• _What the task asks_
Below is a listing; copy all of it exactly.

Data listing
^^^^^^^^^^^^^^^^
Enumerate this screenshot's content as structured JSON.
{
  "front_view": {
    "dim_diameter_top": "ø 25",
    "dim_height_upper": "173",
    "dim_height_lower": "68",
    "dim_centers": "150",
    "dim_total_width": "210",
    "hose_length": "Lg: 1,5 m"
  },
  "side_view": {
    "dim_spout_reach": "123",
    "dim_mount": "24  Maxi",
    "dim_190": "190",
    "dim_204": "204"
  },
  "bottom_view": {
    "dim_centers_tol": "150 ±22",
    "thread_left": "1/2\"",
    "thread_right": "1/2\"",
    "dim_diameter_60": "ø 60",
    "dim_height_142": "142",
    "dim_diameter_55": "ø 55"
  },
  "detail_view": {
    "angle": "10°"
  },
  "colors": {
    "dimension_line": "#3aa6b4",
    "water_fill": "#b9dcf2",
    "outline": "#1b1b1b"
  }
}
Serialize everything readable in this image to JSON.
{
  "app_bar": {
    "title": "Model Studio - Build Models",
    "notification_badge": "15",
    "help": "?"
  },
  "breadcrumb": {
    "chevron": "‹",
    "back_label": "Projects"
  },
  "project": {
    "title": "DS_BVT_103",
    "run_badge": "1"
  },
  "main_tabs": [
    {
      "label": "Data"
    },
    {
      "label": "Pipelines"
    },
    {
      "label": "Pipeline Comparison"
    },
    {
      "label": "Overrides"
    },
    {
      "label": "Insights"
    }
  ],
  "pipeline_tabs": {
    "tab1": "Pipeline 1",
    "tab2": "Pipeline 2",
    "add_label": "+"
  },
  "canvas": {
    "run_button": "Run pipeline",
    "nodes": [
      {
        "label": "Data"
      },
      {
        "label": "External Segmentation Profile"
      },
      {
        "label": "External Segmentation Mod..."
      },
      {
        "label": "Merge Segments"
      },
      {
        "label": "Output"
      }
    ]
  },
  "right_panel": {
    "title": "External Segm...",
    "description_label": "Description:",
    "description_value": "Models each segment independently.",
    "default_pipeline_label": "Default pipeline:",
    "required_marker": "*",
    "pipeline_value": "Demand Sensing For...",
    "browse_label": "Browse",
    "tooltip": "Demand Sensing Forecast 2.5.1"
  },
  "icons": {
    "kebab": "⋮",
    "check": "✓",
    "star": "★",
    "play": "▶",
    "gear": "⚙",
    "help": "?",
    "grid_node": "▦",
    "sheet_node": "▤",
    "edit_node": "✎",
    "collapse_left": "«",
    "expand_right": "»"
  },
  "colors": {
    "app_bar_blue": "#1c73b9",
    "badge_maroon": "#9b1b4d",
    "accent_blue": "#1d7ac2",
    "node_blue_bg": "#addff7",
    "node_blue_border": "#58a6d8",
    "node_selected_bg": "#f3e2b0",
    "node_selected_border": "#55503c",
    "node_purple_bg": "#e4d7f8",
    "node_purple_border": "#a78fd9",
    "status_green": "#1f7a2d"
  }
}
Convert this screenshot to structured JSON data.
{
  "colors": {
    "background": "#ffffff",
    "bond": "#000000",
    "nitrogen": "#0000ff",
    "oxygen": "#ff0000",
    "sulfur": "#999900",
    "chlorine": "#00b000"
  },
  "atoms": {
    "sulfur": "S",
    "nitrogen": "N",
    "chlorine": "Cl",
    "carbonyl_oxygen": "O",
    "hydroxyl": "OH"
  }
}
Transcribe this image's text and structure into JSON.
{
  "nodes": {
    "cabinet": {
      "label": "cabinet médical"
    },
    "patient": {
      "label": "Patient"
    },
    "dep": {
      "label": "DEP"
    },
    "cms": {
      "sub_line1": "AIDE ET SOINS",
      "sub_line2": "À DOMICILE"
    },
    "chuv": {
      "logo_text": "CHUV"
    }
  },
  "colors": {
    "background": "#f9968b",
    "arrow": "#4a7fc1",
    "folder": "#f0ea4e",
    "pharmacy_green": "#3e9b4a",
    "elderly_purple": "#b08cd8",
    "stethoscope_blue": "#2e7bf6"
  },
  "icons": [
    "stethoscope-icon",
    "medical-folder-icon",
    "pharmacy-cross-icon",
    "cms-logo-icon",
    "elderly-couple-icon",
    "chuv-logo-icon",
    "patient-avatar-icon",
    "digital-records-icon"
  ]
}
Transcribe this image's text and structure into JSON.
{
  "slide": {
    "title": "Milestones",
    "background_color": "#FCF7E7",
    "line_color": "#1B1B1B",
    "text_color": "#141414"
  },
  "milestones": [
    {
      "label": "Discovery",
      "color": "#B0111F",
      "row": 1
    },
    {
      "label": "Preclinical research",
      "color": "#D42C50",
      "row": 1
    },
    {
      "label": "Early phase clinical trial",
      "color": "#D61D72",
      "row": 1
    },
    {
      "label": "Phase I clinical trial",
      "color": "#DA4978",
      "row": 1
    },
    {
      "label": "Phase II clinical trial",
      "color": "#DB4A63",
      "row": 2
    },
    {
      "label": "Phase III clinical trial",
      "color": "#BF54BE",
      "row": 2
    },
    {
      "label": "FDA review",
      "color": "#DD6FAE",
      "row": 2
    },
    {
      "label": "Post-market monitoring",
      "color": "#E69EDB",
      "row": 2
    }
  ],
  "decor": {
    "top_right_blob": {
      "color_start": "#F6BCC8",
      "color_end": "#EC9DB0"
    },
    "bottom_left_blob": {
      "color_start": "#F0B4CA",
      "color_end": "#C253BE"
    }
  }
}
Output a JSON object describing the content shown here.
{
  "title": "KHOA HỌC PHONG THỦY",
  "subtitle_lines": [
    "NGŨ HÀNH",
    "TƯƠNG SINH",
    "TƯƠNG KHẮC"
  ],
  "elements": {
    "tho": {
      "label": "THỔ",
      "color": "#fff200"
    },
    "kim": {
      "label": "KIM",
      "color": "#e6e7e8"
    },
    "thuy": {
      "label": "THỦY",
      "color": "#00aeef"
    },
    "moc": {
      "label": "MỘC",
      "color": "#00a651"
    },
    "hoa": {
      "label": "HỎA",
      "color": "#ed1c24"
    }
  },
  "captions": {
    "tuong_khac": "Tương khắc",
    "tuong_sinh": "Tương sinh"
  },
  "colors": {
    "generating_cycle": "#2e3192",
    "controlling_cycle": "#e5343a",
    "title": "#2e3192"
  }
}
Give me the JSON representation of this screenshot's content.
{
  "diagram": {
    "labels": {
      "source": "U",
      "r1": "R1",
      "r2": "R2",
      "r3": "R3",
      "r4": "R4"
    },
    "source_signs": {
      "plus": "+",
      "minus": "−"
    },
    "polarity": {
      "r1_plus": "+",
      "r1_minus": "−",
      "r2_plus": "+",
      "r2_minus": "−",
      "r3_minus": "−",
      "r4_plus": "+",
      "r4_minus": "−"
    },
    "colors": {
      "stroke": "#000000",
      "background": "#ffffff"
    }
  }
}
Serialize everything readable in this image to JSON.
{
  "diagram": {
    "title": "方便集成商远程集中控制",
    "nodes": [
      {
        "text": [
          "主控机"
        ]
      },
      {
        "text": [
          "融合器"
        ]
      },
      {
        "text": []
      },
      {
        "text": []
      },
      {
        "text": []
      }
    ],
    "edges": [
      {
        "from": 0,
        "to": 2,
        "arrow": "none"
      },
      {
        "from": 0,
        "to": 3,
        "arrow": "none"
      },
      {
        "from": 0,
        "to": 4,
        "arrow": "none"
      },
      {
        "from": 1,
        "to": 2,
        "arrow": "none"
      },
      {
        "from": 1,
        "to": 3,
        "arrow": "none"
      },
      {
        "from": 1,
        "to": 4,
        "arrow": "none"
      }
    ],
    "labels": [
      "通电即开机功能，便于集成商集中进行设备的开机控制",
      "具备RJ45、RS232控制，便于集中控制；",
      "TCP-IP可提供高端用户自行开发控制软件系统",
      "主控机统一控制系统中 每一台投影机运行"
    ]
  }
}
^^^^^^^^^^^^^^^^
• _Worked solution_
Enumerate this screenshot's content as structured JSON.
{
  "front_view": {
    "dim_diameter_top": "ø 25",
    "dim_height_upper": "173",
    "dim_height_lower": "68",
    "dim_centers": "150",
    "dim_total_width": "210",
    "hose_length": "Lg: 1,5 m"
  },
  "side_view": {
    "dim_spout_reach": "123",
    "dim_mount": "24  Maxi",
    "dim_190": "190",
    "dim_204": "204"
  },
  "bottom_view": {
    "dim_centers_tol": "150 ±22",
    "thread_left": "1/2\"",
    "thread_right": "1/2\"",
    "dim_diameter_60": "ø 60",
    "dim_height_142": "142",
    "dim_diameter_55": "ø 55"
  },
  "detail_view": {
    "angle": "10°"
  },
  "colors": {
    "dimension_line": "#3aa6b4",
    "water_fill": "#b9dcf2",
    "outline": "#1b1b1b"
  }
}
Serialize everything readable in this image to JSON.
{
  "app_bar": {
    "title": "Model Studio - Build Models",
    "notification_badge": "15",
    "help": "?"
  },
  "breadcrumb": {
    "chevron": "‹",
    "back_label": "Projects"
  },
  "project": {
    "title": "DS_BVT_103",
    "run_badge": "1"
  },
  "main_tabs": [
    {
      "label": "Data"
    },
    {
      "label": "Pipelines"
    },
    {
      "label": "Pipeline Comparison"
    },
    {
      "label": "Overrides"
    },
    {
      "label": "Insights"
    }
  ],
  "pipeline_tabs": {
    "tab1": "Pipeline 1",
    "tab2": "Pipeline 2",
    "add_label": "+"
  },
  "canvas": {
    "run_button": "Run pipeline",
    "nodes": [
      {
        "label": "Data"
      },
      {
        "label": "External Segmentation Profile"
      },
      {
        "label": "External Segmentation Mod..."
      },
      {
        "label": "Merge Segments"
      },
      {
        "label": "Output"
      }
    ]
  },
  "right_panel": {
    "title": "External Segm...",
    "description_label": "Description:",
    "description_value": "Models each segment independently.",
    "default_pipeline_label": "Default pipeline:",
    "required_marker": "*",
    "pipeline_value": "Demand Sensing For...",
    "browse_label": "Browse",
    "tooltip": "Demand Sensing Forecast 2.5.1"
  },
  "icons": {
    "kebab": "⋮",
    "check": "✓",
    "star": "★",
    "play": "▶",
    "gear": "⚙",
    "help": "?",
    "grid_node": "▦",
    "sheet_node": "▤",
    "edit_node": "✎",
    "collapse_left": "«",
    "expand_right": "»"
  },
  "colors": {
    "app_bar_blue": "#1c73b9",
    "badge_maroon": "#9b1b4d",
    "accent_blue": "#1d7ac2",
    "node_blue_bg": "#addff7",
    "node_blue_border": "#58a6d8",
    "node_selected_bg": "#f3e2b0",
    "node_selected_border": "#55503c",
    "node_purple_bg": "#e4d7f8",
    "node_purple_border": "#a78fd9",
    "status_green": "#1f7a2d"
  }
}
Convert this screenshot to structured JSON data.
{
  "colors": {
    "background": "#ffffff",
    "bond": "#000000",
    "nitrogen": "#0000ff",
    "oxygen": "#ff0000",
    "sulfur": "#999900",
    "chlorine": "#00b000"
  },
  "atoms": {
    "sulfur": "S",
    "nitrogen": "N",
    "chlorine": "Cl",
    "carbonyl_oxygen": "O",
    "hydroxyl": "OH"
  }
}
Transcribe this image's text and structure into JSON.
{
  "nodes": {
    "cabinet": {
      "label": "cabinet médical"
    },
    "patient": {
      "label": "Patient"
    },
    "dep": {
      "label": "DEP"
    },
    "cms": {
      "sub_line1": "AIDE ET SOINS",
      "sub_line2": "À DOMICILE"
    },
    "chuv": {
      "logo_text": "CHUV"
    }
  },
  "colors": {
    "background": "#f9968b",
    "arrow": "#4a7fc1",
    "folder": "#f0ea4e",
    "pharmacy_green": "#3e9b4a",
    "elderly_purple": "#b08cd8",
    "stethoscope_blue": "#2e7bf6"
  },
  "icons": [
    "stethoscope-icon",
    "medical-folder-icon",
    "pharmacy-cross-icon",
    "cms-logo-icon",
    "elderly-couple-icon",
    "chuv-logo-icon",
    "patient-avatar-icon",
    "digital-records-icon"
  ]
}
Transcribe this image's text and structure into JSON.
{
  "slide": {
    "title": "Milestones",
    "background_color": "#FCF7E7",
    "line_color": "#1B1B1B",
    "text_color": "#141414"
  },
  "milestones": [
    {
      "label": "Discovery",
      "color": "#B0111F",
      "row": 1
    },
    {
      "label": "Preclinical research",
      "color": "#D42C50",
      "row": 1
    },
    {
      "label": "Early phase clinical trial",
      "color": "#D61D72",
      "row": 1
    },
    {
      "label": "Phase I clinical trial",
      "color": "#DA4978",
      "row": 1
    },
    {
      "label": "Phase II clinical trial",
      "color": "#DB4A63",
      "row": 2
    },
    {
      "label": "Phase III clinical trial",
      "color": "#BF54BE",
      "row": 2
    },
    {
      "label": "FDA review",
      "color": "#DD6FAE",
      "row": 2
    },
    {
      "label": "Post-market monitoring",
      "color": "#E69EDB",
      "row": 2
    }
  ],
  "decor": {
    "top_right_blob": {
      "color_start": "#F6BCC8",
      "color_end": "#EC9DB0"
    },
    "bottom_left_blob": {
      "color_start": "#F0B4CA",
      "color_end": "#C253BE"
    }
  }
}
Output a JSON object describing the content shown here.
{
  "title": "KHOA HỌC PHONG THỦY",
  "subtitle_lines": [
    "NGŨ HÀNH",
    "TƯƠNG SINH",
    "TƯƠNG KHẮC"
  ],
  "elements": {
    "tho": {
      "label": "THỔ",
      "color": "#fff200"
    },
    "kim": {
      "label": "KIM",
      "color": "#e6e7e8"
    },
    "thuy": {
      "label": "THỦY",
      "color": "#00aeef"
    },
    "moc": {
      "label": "MỘC",
      "color": "#00a651"
    },
    "hoa": {
      "label": "HỎA",
      "color": "#ed1c24"
    }
  },
  "captions": {
    "tuong_khac": "Tương khắc",
    "tuong_sinh": "Tương sinh"
  },
  "colors": {
    "generating_cycle": "#2e3192",
    "controlling_cycle": "#e5343a",
    "title": "#2e3192"
  }
}
Give me the JSON representation of this screenshot's content.
{
  "diagram": {
    "labels": {
      "source": "U",
      "r1": "R1",
      "r2": "R2",
      "r3": "R3",
      "r4": "R4"
    },
    "source_signs": {
      "plus": "+",
      "minus": "−"
    },
    "polarity": {
      "r1_plus": "+",
      "r1_minus": "−",
      "r2_plus": "+",
      "r2_minus": "−",
      "r3_minus": "−",
      "r4_plus": "+",
      "r4_minus": "−"
    },
    "colors": {
      "stroke": "#000000",
      "background": "#ffffff"
    }
  }
}
Serialize everything readable in this image to JSON.
{
  "diagram": {
    "title": "方便集成商远程集中控制",
    "nodes": [
      {
        "text": [
          "主控机"
        ]
      },
      {
        "text": [
          "融合器"
        ]
      },
      {
        "text": []
      },
      {
        "text": []
      },
      {
        "text": []
      }
    ],
    "edges": [
      {
        "from": 0,
        "to": 2,
        "arrow": "none"
      },
      {
        "from": 0,
        "to": 3,
        "arrow": "none"
      },
      {
        "from": 0,
        "to": 4,
        "arrow": "none"
      },
      {
        "from": 1,
        "to": 2,
        "arrow": "none"
      },
      {
        "from": 1,
        "to": 3,
        "arrow": "none"
      },
      {
        "from": 1,
        "to": 4,
        "arrow": "none"
      }
    ],
    "labels": [
      "通电即开机功能，便于集成商集中进行设备的开机控制",
      "具备RJ45、RS232控制，便于集中控制；",
      "TCP-IP可提供高端用户自行开发控制软件系统",
      "主控机统一控制系统中 每一台投影机运行"
    ]
  }
}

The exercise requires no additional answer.